*Task objective*
Leaving the pictures aside, transcribe every line below exactly.

*Exercise materials*

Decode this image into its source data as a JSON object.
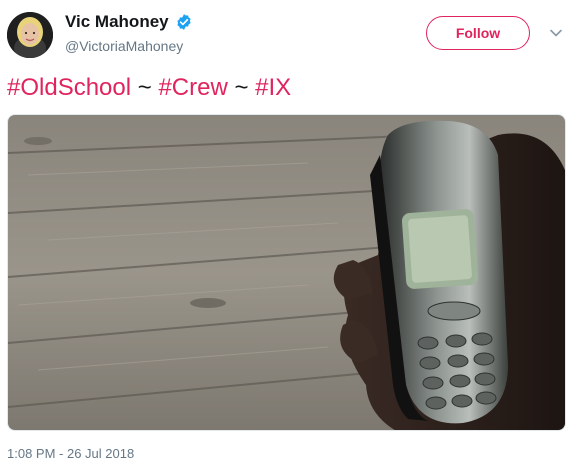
{
  "author": {
    "display_name": "Vic Mahoney",
    "handle": "@VictoriaMahoney",
    "verified": true
  },
  "follow_button": {
    "label": "Follow"
  },
  "tweet": {
    "hashtags": [
      "#OldSchool",
      "#Crew",
      "#IX"
    ],
    "separator": "~"
  },
  "media": {
    "description_icon": "photo-icon"
  },
  "timestamp": "1:08 PM - 26 Jul 2018",
  "colors": {
    "accent": "#e0245e",
    "verified": "#1da1f2",
    "secondary_text": "#657786"
  }
}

*Task output*
Decode this image into its source data as a JSON object.
{
  "author": {
    "display_name": "Vic Mahoney",
    "handle": "@VictoriaMahoney",
    "verified": true
  },
  "follow_button": {
    "label": "Follow"
  },
  "tweet": {
    "hashtags": [
      "#OldSchool",
      "#Crew",
      "#IX"
    ],
    "separator": "~"
  },
  "media": {
    "description_icon": "photo-icon"
  },
  "timestamp": "1:08 PM - 26 Jul 2018",
  "colors": {
    "accent": "#e0245e",
    "verified": "#1da1f2",
    "secondary_text": "#657786"
  }
}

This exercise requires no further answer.